Record extracts →
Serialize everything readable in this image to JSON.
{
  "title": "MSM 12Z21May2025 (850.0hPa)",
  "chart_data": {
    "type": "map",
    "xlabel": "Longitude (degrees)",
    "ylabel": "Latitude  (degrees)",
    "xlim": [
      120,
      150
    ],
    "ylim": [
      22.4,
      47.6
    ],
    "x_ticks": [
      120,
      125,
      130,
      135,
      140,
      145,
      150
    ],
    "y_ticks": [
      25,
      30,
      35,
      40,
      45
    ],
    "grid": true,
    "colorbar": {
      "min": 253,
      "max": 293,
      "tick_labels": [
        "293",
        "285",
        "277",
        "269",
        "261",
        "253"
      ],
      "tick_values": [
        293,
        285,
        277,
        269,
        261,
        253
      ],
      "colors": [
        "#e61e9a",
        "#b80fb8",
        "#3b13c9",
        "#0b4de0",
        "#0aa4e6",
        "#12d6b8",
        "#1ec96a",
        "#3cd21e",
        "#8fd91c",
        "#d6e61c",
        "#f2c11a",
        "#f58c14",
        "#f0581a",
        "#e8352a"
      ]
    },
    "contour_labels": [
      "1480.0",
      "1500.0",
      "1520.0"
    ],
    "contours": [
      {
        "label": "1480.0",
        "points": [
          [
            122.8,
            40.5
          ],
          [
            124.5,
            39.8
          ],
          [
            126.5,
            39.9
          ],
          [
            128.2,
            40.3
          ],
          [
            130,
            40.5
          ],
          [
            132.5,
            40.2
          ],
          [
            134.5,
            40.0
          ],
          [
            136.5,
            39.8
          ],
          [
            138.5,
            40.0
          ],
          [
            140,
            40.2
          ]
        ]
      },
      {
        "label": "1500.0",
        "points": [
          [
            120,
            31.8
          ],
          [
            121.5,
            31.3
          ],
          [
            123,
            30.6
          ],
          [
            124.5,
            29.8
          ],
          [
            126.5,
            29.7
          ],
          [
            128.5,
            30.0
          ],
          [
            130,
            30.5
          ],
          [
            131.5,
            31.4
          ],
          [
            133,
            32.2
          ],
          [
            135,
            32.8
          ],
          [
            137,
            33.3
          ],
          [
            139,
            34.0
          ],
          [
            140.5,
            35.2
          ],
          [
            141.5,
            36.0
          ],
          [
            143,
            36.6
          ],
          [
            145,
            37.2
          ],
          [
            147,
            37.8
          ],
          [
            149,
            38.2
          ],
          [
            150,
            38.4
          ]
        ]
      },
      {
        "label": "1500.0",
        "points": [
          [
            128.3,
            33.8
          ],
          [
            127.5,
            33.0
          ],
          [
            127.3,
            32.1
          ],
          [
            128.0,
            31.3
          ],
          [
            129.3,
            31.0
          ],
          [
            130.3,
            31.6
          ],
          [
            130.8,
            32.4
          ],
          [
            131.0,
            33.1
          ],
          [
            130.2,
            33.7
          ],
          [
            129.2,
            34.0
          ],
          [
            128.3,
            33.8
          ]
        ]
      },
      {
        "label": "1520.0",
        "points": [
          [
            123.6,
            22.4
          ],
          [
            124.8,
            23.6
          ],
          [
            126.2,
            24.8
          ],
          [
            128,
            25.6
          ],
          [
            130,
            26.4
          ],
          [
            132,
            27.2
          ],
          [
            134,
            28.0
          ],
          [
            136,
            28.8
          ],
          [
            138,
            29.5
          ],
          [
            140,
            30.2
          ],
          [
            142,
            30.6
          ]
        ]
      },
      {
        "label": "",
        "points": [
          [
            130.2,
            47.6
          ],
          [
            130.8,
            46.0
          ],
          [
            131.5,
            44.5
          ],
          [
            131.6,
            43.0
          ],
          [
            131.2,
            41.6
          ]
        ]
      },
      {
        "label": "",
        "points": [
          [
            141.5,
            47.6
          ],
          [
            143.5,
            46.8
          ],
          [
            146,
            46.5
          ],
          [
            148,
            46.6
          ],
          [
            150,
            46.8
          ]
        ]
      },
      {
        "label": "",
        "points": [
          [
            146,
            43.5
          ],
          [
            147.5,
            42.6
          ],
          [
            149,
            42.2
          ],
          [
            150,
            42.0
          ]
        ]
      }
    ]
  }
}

---

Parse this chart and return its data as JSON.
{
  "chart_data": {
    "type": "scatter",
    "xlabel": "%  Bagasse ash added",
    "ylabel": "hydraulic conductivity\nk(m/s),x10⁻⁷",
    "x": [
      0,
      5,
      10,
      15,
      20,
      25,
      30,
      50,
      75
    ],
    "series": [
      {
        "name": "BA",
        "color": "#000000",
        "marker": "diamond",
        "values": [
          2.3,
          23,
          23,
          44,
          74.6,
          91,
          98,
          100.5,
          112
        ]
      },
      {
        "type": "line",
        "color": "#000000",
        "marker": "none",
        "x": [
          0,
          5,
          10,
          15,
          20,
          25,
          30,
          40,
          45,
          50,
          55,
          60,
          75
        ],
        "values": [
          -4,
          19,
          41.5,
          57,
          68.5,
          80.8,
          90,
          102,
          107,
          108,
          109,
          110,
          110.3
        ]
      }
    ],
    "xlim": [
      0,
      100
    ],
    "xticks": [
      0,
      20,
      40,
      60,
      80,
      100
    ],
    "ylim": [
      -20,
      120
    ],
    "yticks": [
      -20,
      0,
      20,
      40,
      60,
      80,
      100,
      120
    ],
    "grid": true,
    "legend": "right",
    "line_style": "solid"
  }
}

Problem details → Above are entries; state the number of lines among them that contain "xlabel", and nothing else.

Response → 2